What to work on: Identify, in the records below, every line where the string "factura" appears, and copy each such line.

+++ Records provided +++

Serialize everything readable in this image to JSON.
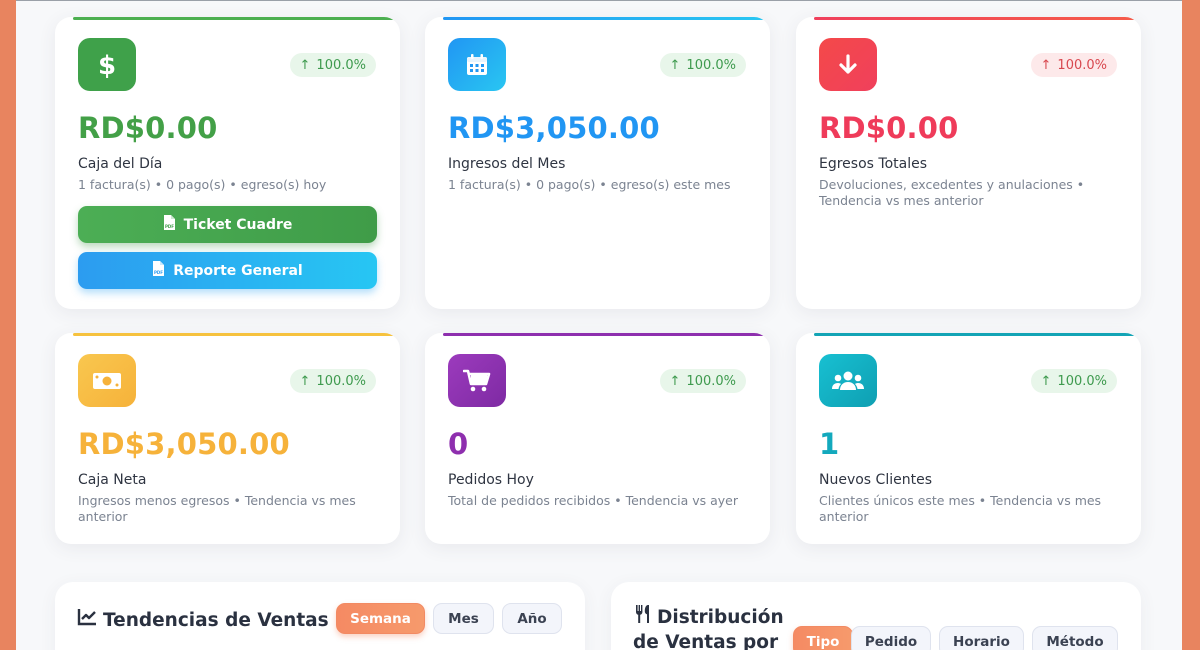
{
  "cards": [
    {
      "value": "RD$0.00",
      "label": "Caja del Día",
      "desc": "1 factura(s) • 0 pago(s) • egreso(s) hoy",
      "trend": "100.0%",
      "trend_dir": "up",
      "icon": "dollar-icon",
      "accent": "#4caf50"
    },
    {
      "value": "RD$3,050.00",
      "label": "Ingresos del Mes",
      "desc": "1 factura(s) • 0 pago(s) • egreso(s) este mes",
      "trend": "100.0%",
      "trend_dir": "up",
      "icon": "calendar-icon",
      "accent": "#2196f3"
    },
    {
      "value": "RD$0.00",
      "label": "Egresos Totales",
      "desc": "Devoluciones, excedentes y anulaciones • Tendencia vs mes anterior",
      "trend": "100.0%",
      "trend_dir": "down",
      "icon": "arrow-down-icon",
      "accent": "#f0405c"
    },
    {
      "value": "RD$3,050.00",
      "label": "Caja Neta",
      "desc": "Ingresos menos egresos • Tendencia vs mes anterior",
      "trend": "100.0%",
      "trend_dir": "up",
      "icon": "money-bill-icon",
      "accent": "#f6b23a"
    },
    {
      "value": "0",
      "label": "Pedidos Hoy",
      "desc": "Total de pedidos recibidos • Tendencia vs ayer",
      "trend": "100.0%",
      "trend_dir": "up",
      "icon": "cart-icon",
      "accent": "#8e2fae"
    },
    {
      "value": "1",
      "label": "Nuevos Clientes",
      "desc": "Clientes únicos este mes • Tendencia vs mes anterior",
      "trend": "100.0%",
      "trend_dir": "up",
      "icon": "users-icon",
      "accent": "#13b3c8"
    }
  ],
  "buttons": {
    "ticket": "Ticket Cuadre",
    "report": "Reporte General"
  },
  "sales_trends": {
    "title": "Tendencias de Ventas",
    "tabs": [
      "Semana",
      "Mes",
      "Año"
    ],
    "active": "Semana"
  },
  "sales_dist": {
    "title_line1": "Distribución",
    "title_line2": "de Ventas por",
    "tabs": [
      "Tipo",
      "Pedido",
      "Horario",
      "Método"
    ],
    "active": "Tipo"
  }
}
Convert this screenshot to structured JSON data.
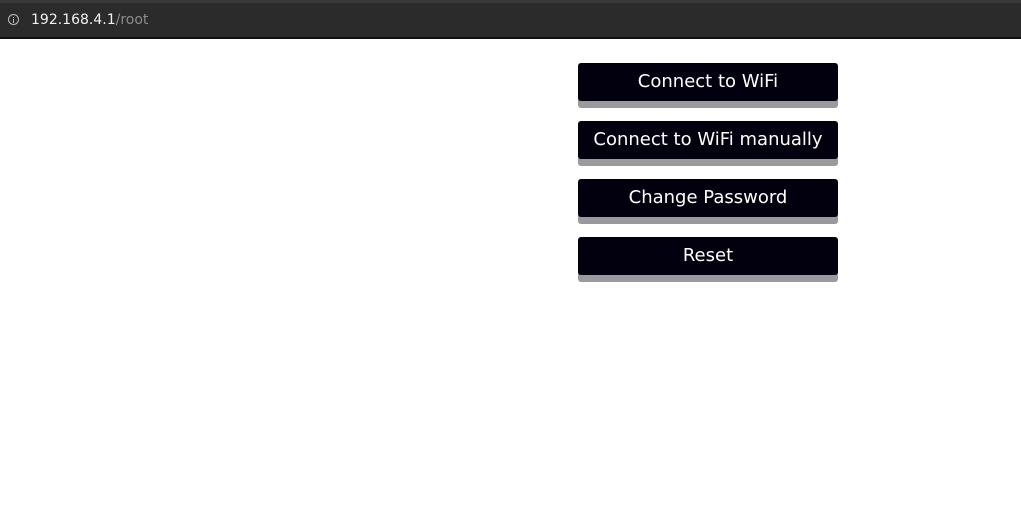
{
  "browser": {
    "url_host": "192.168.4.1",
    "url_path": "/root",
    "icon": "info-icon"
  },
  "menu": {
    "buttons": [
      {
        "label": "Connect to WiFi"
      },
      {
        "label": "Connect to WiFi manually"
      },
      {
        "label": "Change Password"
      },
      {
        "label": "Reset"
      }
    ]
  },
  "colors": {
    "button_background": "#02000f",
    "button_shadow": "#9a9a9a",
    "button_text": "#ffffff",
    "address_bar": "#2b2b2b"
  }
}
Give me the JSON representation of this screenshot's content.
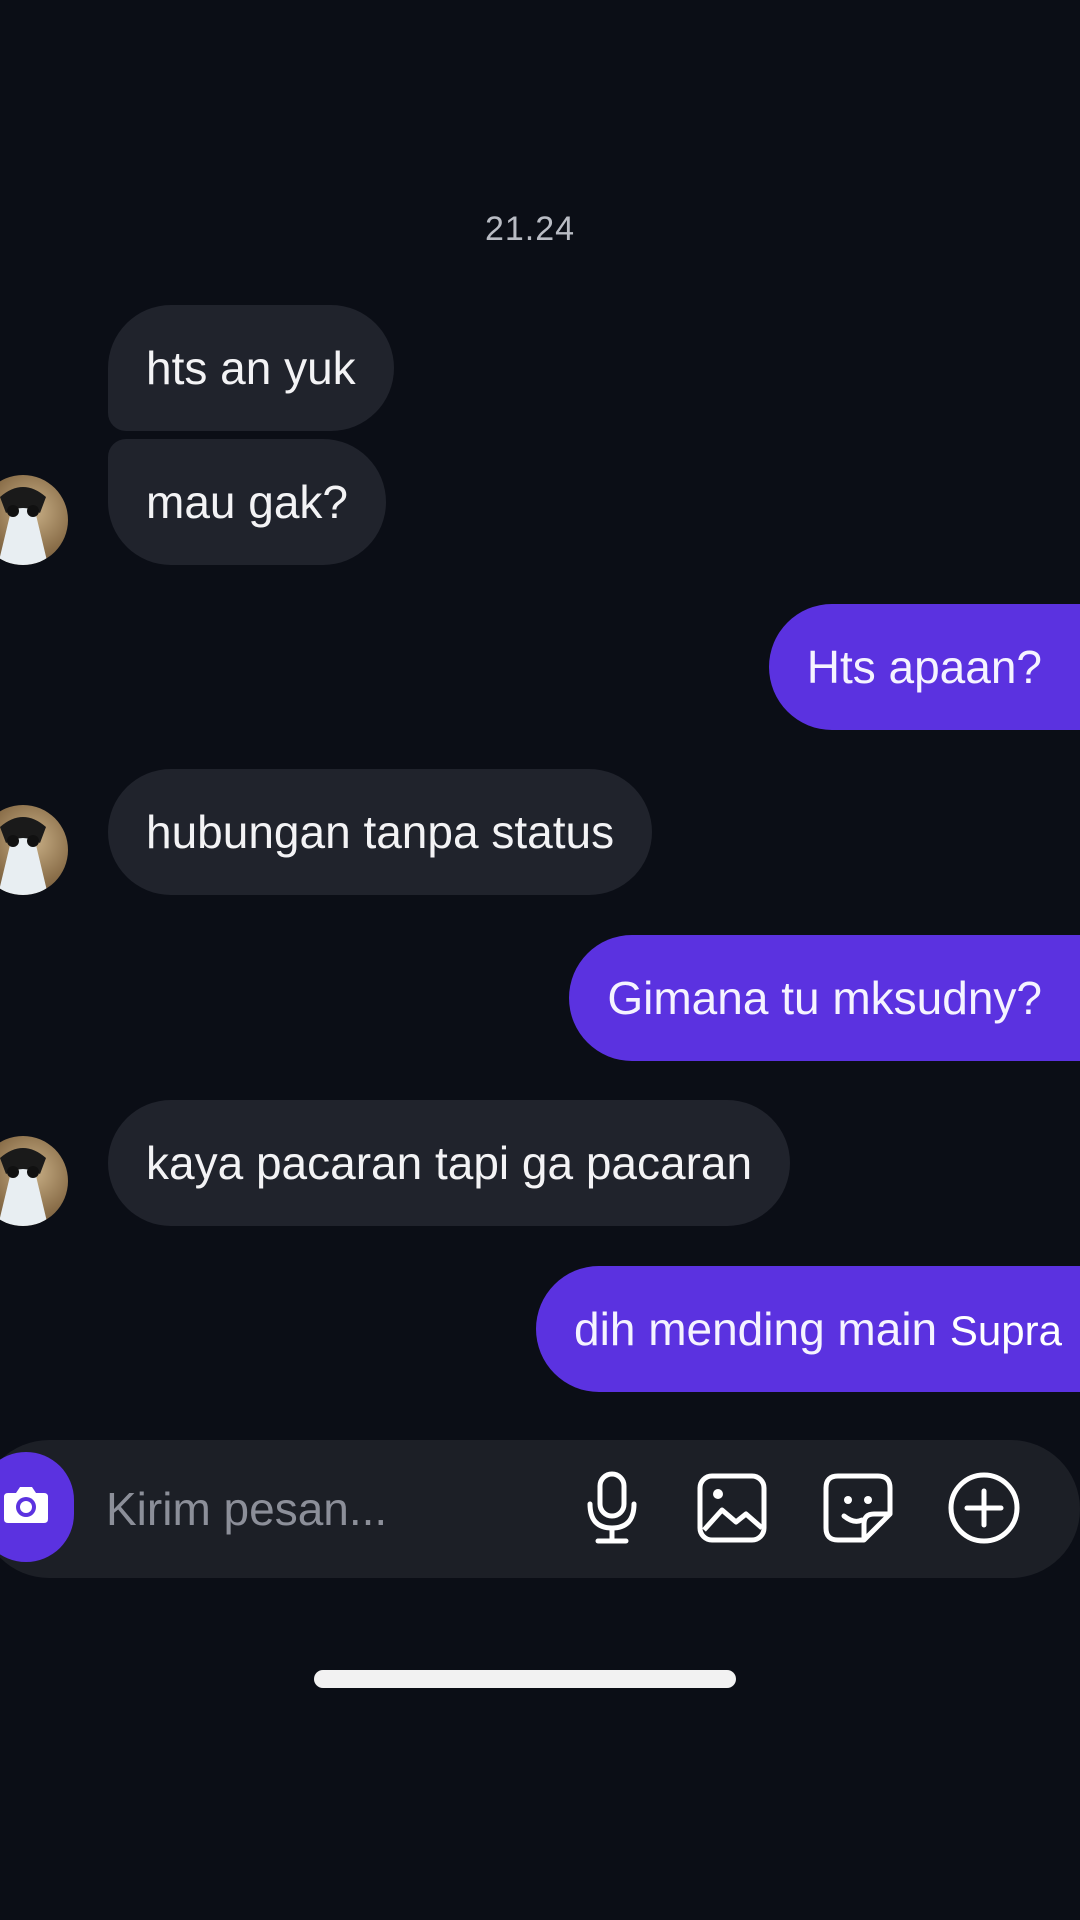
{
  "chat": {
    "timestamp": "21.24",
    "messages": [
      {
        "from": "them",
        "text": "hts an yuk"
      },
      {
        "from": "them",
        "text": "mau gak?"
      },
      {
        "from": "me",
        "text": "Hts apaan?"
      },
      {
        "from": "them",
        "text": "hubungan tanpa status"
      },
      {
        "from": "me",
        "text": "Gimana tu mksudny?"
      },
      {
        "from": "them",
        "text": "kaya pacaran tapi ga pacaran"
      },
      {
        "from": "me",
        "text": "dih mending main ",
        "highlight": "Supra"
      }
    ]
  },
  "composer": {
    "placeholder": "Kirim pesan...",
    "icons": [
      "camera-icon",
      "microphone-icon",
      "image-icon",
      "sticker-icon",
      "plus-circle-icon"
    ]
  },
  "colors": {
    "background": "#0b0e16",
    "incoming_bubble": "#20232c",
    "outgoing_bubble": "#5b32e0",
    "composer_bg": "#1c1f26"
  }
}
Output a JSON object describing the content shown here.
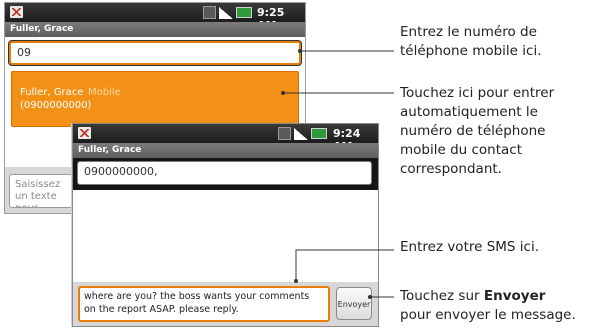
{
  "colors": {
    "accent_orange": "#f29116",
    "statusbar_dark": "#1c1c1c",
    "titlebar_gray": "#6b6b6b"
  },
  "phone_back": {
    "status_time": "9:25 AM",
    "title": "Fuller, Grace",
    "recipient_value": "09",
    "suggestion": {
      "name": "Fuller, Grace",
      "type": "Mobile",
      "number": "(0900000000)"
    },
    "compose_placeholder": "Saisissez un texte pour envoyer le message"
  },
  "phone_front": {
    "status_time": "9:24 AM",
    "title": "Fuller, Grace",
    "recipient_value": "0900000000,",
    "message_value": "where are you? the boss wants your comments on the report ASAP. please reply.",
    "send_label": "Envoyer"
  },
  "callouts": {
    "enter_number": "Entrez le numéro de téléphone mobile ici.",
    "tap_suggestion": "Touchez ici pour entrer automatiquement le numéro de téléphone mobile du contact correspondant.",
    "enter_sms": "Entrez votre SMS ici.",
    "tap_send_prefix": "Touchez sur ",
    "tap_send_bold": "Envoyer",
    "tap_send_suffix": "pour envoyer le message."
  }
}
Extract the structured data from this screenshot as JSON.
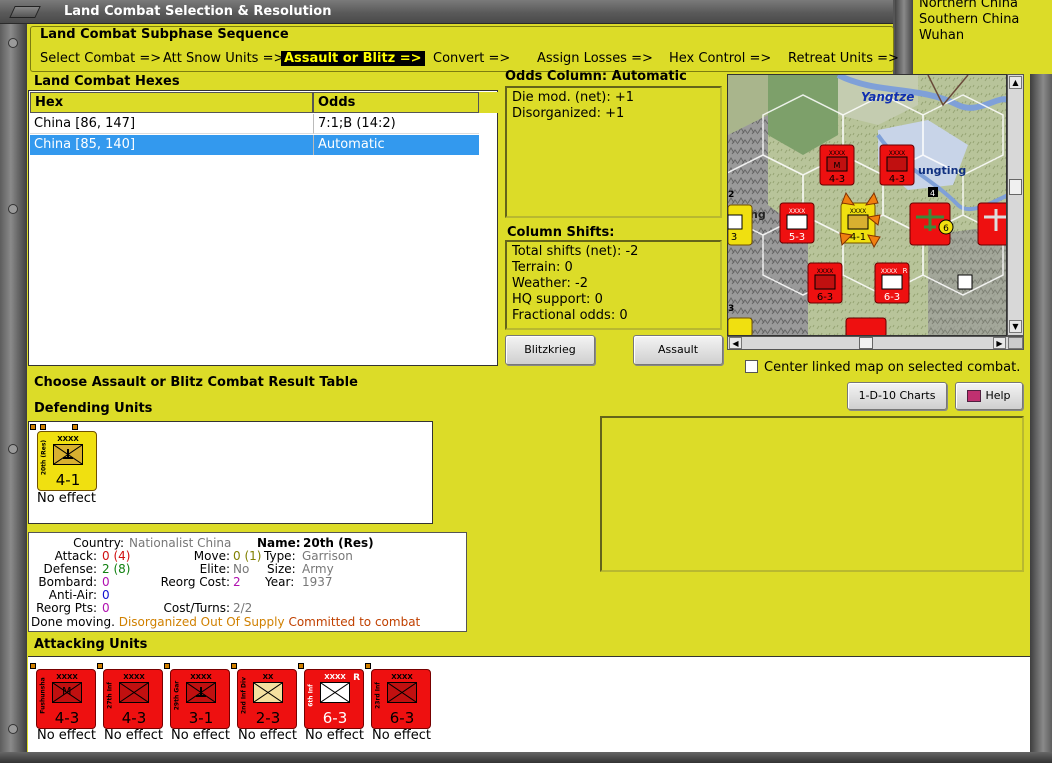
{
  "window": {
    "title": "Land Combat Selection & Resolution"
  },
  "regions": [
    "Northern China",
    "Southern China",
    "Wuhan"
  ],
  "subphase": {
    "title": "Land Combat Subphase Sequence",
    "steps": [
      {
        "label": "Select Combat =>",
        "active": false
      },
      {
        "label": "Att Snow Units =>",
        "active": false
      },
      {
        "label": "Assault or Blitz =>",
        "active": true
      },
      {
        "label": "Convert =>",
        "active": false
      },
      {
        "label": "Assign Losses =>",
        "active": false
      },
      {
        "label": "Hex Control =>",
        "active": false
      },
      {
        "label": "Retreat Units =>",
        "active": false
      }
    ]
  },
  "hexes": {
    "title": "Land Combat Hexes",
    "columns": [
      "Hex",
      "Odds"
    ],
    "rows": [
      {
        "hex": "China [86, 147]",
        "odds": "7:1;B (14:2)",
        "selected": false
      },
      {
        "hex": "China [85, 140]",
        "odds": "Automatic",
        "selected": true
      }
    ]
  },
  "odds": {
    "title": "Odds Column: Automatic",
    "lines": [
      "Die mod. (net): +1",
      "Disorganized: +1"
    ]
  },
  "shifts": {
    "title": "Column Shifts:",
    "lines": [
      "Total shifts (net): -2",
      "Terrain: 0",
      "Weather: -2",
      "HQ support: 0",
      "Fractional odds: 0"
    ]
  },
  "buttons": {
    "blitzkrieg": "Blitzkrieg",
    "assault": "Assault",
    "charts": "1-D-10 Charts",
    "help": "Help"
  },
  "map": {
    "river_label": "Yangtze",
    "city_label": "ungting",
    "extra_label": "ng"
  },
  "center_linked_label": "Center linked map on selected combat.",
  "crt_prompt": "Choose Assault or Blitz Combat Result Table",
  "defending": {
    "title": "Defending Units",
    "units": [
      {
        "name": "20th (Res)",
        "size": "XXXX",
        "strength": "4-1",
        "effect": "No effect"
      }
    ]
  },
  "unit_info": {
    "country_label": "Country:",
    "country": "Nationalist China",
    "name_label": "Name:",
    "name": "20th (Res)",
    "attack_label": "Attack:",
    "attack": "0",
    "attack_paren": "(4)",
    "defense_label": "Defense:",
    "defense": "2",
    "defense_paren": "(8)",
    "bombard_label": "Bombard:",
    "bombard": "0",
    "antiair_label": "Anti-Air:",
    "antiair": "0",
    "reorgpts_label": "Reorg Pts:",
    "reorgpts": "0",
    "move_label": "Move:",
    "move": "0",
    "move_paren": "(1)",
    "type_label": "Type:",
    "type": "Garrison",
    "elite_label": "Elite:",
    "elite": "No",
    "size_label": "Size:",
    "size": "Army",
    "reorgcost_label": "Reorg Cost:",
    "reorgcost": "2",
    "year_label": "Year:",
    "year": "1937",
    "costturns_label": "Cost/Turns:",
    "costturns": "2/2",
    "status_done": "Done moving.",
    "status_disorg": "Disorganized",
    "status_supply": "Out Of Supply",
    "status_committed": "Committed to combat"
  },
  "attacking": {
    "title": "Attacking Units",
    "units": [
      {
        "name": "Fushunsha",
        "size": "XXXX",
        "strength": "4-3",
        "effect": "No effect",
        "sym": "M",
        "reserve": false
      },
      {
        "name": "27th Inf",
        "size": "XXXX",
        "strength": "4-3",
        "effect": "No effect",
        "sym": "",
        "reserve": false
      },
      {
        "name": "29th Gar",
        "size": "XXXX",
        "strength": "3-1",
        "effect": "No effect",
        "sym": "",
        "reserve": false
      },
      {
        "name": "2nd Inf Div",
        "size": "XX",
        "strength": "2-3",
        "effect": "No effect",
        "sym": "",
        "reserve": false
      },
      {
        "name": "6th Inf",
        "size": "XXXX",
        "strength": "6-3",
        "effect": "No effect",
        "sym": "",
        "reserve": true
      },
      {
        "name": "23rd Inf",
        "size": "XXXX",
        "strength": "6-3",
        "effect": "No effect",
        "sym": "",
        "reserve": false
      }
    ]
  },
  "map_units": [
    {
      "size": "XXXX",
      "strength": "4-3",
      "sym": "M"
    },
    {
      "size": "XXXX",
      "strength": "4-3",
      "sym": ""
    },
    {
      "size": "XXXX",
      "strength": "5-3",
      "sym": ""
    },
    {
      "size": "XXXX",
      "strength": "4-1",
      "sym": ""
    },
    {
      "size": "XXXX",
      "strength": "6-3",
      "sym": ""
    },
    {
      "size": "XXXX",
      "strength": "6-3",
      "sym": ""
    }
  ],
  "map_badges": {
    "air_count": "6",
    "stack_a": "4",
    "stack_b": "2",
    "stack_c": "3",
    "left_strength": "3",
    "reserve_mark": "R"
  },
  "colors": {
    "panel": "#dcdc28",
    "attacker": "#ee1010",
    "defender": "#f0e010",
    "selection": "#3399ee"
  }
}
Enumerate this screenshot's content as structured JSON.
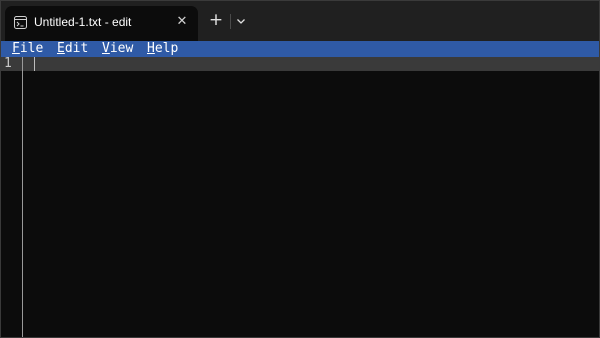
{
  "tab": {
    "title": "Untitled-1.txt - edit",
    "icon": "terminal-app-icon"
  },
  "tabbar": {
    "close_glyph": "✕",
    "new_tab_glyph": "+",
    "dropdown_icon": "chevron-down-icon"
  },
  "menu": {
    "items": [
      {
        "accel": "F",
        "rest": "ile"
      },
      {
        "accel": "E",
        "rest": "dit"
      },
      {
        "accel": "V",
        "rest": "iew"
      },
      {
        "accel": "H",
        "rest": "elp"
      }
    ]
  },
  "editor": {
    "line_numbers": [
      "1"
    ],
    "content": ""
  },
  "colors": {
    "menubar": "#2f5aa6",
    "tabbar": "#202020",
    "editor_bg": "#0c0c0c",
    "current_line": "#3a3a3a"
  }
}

+++

Response to this exercise:
      "desc": "1 factura(s) • 0 pago(s) • egreso(s) hoy",
      "desc": "1 factura(s) • 0 pago(s) • egreso(s) este mes",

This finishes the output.